(Layout annotation data)

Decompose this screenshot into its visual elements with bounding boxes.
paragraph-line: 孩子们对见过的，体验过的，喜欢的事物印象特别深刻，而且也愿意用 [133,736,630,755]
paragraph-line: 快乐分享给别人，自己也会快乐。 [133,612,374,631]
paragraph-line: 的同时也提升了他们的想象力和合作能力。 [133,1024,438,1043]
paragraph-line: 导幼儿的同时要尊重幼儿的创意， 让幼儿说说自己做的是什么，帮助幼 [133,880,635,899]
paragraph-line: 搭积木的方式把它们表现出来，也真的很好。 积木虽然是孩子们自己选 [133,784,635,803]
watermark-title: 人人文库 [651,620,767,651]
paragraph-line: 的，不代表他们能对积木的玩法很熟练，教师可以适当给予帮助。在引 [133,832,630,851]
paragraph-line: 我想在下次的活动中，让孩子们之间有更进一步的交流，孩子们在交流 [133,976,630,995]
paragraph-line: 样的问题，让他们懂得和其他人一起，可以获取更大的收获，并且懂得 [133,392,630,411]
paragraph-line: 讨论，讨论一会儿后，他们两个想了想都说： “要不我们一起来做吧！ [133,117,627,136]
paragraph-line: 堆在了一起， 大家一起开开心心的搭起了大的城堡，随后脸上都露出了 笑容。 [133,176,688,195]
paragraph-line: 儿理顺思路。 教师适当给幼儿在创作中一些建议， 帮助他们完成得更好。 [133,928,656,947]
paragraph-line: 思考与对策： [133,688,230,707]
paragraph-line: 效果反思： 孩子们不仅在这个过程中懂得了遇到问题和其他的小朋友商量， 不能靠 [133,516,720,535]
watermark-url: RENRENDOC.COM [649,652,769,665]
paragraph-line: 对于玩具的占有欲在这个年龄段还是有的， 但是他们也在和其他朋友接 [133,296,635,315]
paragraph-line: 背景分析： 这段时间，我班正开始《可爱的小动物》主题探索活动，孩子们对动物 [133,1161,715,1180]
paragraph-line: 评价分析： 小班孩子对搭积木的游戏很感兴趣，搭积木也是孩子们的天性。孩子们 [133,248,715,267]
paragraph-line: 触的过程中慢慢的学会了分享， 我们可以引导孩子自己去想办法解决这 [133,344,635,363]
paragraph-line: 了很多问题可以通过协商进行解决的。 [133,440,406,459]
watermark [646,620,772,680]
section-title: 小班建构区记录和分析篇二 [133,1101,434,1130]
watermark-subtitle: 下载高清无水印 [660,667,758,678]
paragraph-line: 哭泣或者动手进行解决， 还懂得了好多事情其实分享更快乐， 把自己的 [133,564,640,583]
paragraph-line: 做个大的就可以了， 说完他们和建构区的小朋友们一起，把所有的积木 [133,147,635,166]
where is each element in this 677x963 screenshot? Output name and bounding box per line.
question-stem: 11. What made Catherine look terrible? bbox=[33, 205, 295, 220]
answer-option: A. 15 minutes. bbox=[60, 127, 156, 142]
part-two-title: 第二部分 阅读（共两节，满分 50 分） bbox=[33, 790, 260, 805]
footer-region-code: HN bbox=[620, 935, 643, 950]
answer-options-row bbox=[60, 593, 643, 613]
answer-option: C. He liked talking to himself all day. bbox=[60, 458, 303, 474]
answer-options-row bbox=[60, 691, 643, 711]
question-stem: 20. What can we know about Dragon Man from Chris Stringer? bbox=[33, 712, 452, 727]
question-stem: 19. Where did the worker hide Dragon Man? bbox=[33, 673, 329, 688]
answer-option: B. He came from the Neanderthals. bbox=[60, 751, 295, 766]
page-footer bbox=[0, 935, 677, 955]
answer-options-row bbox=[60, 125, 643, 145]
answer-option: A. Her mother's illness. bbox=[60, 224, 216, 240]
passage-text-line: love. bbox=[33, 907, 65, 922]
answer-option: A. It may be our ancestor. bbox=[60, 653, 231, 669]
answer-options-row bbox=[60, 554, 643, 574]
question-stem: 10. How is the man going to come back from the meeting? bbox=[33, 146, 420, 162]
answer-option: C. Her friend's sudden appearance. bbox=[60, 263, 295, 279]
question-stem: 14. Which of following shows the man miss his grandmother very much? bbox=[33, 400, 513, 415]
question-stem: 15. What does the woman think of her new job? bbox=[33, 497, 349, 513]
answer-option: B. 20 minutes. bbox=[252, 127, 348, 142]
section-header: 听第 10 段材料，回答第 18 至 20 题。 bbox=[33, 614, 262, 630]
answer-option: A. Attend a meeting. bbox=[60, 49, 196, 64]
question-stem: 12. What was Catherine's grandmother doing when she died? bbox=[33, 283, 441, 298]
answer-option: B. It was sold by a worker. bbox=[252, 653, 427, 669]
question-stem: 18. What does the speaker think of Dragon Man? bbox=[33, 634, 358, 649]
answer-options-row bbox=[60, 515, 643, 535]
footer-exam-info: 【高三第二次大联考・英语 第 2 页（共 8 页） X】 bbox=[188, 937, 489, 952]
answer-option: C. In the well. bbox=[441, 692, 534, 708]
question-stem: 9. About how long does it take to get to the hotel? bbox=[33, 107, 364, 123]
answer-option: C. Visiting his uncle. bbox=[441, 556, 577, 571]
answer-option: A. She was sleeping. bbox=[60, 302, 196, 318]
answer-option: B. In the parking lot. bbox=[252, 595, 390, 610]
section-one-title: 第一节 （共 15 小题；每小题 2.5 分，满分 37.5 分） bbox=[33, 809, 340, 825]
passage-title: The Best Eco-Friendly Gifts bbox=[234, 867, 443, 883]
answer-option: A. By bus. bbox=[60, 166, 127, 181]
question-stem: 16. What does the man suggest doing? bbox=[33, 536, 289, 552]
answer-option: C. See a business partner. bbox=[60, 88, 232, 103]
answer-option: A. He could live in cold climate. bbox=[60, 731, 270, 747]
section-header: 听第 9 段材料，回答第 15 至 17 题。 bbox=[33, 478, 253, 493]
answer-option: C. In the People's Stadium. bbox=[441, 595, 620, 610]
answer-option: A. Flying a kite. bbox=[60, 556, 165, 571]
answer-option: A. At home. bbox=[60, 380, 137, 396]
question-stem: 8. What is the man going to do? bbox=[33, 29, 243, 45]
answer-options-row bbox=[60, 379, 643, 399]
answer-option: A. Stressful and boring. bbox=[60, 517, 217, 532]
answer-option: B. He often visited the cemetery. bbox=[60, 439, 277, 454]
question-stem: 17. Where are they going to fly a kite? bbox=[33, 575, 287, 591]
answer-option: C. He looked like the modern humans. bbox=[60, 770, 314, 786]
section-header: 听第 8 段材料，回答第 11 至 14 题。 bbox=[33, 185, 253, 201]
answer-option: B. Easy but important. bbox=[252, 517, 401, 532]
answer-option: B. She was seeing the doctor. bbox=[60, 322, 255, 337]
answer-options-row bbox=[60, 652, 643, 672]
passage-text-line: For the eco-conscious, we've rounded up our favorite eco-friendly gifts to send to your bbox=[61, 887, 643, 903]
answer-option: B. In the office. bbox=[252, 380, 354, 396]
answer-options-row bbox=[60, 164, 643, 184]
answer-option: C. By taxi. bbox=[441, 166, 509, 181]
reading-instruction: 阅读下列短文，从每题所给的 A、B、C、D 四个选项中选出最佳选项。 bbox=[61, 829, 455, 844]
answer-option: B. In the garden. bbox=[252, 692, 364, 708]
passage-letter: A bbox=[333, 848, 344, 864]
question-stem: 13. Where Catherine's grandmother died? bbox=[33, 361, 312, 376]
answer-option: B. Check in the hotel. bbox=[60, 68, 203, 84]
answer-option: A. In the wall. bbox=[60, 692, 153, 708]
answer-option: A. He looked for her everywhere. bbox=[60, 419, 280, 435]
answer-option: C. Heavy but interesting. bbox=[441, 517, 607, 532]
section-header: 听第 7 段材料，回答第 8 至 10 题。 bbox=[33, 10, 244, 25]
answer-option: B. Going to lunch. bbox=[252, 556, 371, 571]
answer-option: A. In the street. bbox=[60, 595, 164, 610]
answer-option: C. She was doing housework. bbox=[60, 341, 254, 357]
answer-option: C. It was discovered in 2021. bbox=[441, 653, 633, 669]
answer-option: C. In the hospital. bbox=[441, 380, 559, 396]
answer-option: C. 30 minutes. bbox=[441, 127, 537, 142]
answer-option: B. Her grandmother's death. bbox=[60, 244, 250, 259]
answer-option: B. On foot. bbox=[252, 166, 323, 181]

→ Set problem
Copy out everything from the first line of the items above down to the line that contains "paragraph-line: 背景分析： 这段时间，我班正开始《可爱的小动物》主题探索活动，孩子们对动物", including both ends, character for character.

→ Answer for the task
Decompose this screenshot into its visual elements with bounding boxes.
paragraph-line: 孩子们对见过的，体验过的，喜欢的事物印象特别深刻，而且也愿意用 [133,736,630,755]
paragraph-line: 快乐分享给别人，自己也会快乐。 [133,612,374,631]
paragraph-line: 的同时也提升了他们的想象力和合作能力。 [133,1024,438,1043]
paragraph-line: 导幼儿的同时要尊重幼儿的创意， 让幼儿说说自己做的是什么，帮助幼 [133,880,635,899]
paragraph-line: 搭积木的方式把它们表现出来，也真的很好。 积木虽然是孩子们自己选 [133,784,635,803]
watermark-title: 人人文库 [651,620,767,651]
paragraph-line: 的，不代表他们能对积木的玩法很熟练，教师可以适当给予帮助。在引 [133,832,630,851]
paragraph-line: 我想在下次的活动中，让孩子们之间有更进一步的交流，孩子们在交流 [133,976,630,995]
paragraph-line: 样的问题，让他们懂得和其他人一起，可以获取更大的收获，并且懂得 [133,392,630,411]
paragraph-line: 讨论，讨论一会儿后，他们两个想了想都说： “要不我们一起来做吧！ [133,117,627,136]
paragraph-line: 堆在了一起， 大家一起开开心心的搭起了大的城堡，随后脸上都露出了 笑容。 [133,176,688,195]
paragraph-line: 儿理顺思路。 教师适当给幼儿在创作中一些建议， 帮助他们完成得更好。 [133,928,656,947]
paragraph-line: 思考与对策： [133,688,230,707]
paragraph-line: 效果反思： 孩子们不仅在这个过程中懂得了遇到问题和其他的小朋友商量， 不能靠 [133,516,720,535]
watermark-url: RENRENDOC.COM [649,652,769,665]
paragraph-line: 对于玩具的占有欲在这个年龄段还是有的， 但是他们也在和其他朋友接 [133,296,635,315]
paragraph-line: 背景分析： 这段时间，我班正开始《可爱的小动物》主题探索活动，孩子们对动物 [133,1161,715,1180]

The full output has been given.